>>

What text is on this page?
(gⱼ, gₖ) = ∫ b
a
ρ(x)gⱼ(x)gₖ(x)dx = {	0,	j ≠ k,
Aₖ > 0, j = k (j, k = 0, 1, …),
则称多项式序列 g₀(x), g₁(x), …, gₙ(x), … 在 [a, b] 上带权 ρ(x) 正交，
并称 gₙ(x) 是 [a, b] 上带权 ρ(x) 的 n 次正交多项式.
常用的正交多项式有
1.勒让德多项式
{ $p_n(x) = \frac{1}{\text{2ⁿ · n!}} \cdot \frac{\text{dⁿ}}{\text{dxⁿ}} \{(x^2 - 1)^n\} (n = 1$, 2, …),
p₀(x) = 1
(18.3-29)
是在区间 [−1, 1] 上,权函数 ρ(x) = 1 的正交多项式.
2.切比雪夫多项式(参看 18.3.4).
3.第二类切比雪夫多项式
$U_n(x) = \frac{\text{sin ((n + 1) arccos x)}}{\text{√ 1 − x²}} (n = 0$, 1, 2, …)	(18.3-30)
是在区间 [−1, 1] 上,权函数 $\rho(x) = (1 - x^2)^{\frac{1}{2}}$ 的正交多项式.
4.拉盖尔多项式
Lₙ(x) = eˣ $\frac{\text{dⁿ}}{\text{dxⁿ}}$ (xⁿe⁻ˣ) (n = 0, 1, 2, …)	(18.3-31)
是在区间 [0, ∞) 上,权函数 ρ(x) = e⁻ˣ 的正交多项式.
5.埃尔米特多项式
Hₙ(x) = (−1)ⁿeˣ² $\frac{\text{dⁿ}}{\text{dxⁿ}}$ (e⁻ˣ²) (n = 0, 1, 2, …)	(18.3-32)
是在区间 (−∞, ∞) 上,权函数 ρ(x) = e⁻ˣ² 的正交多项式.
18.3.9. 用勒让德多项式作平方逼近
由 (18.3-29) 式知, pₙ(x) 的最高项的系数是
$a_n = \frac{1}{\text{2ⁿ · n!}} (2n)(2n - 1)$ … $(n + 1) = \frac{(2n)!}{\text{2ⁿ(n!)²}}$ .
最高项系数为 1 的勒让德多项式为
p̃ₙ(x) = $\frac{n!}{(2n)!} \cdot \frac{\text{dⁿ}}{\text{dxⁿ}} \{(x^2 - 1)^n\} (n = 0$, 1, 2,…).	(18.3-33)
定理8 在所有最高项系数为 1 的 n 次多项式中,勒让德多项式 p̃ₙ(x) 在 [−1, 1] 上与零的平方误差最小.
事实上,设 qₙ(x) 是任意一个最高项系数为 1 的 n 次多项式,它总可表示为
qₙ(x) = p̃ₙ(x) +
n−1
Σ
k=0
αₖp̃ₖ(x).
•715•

<<

The problem >> Reproduce all data above, unchanged.

Full solution >>
What text is on this page?
(gⱼ, gₖ) = ∫ b
a
ρ(x)gⱼ(x)gₖ(x)dx = {	0,	j ≠ k,
Aₖ > 0, j = k (j, k = 0, 1, …),
则称多项式序列 g₀(x), g₁(x), …, gₙ(x), … 在 [a, b] 上带权 ρ(x) 正交，
并称 gₙ(x) 是 [a, b] 上带权 ρ(x) 的 n 次正交多项式.
常用的正交多项式有
1.勒让德多项式
{ $p_n(x) = \frac{1}{\text{2ⁿ · n!}} \cdot \frac{\text{dⁿ}}{\text{dxⁿ}} \{(x^2 - 1)^n\} (n = 1$, 2, …),
p₀(x) = 1
(18.3-29)
是在区间 [−1, 1] 上,权函数 ρ(x) = 1 的正交多项式.
2.切比雪夫多项式(参看 18.3.4).
3.第二类切比雪夫多项式
$U_n(x) = \frac{\text{sin ((n + 1) arccos x)}}{\text{√ 1 − x²}} (n = 0$, 1, 2, …)	(18.3-30)
是在区间 [−1, 1] 上,权函数 $\rho(x) = (1 - x^2)^{\frac{1}{2}}$ 的正交多项式.
4.拉盖尔多项式
Lₙ(x) = eˣ $\frac{\text{dⁿ}}{\text{dxⁿ}}$ (xⁿe⁻ˣ) (n = 0, 1, 2, …)	(18.3-31)
是在区间 [0, ∞) 上,权函数 ρ(x) = e⁻ˣ 的正交多项式.
5.埃尔米特多项式
Hₙ(x) = (−1)ⁿeˣ² $\frac{\text{dⁿ}}{\text{dxⁿ}}$ (e⁻ˣ²) (n = 0, 1, 2, …)	(18.3-32)
是在区间 (−∞, ∞) 上,权函数 ρ(x) = e⁻ˣ² 的正交多项式.
18.3.9. 用勒让德多项式作平方逼近
由 (18.3-29) 式知, pₙ(x) 的最高项的系数是
$a_n = \frac{1}{\text{2ⁿ · n!}} (2n)(2n - 1)$ … $(n + 1) = \frac{(2n)!}{\text{2ⁿ(n!)²}}$ .
最高项系数为 1 的勒让德多项式为
p̃ₙ(x) = $\frac{n!}{(2n)!} \cdot \frac{\text{dⁿ}}{\text{dxⁿ}} \{(x^2 - 1)^n\} (n = 0$, 1, 2,…).	(18.3-33)
定理8 在所有最高项系数为 1 的 n 次多项式中,勒让德多项式 p̃ₙ(x) 在 [−1, 1] 上与零的平方误差最小.
事实上,设 qₙ(x) 是任意一个最高项系数为 1 的 n 次多项式,它总可表示为
qₙ(x) = p̃ₙ(x) +
n−1
Σ
k=0
αₖp̃ₖ(x).
•715•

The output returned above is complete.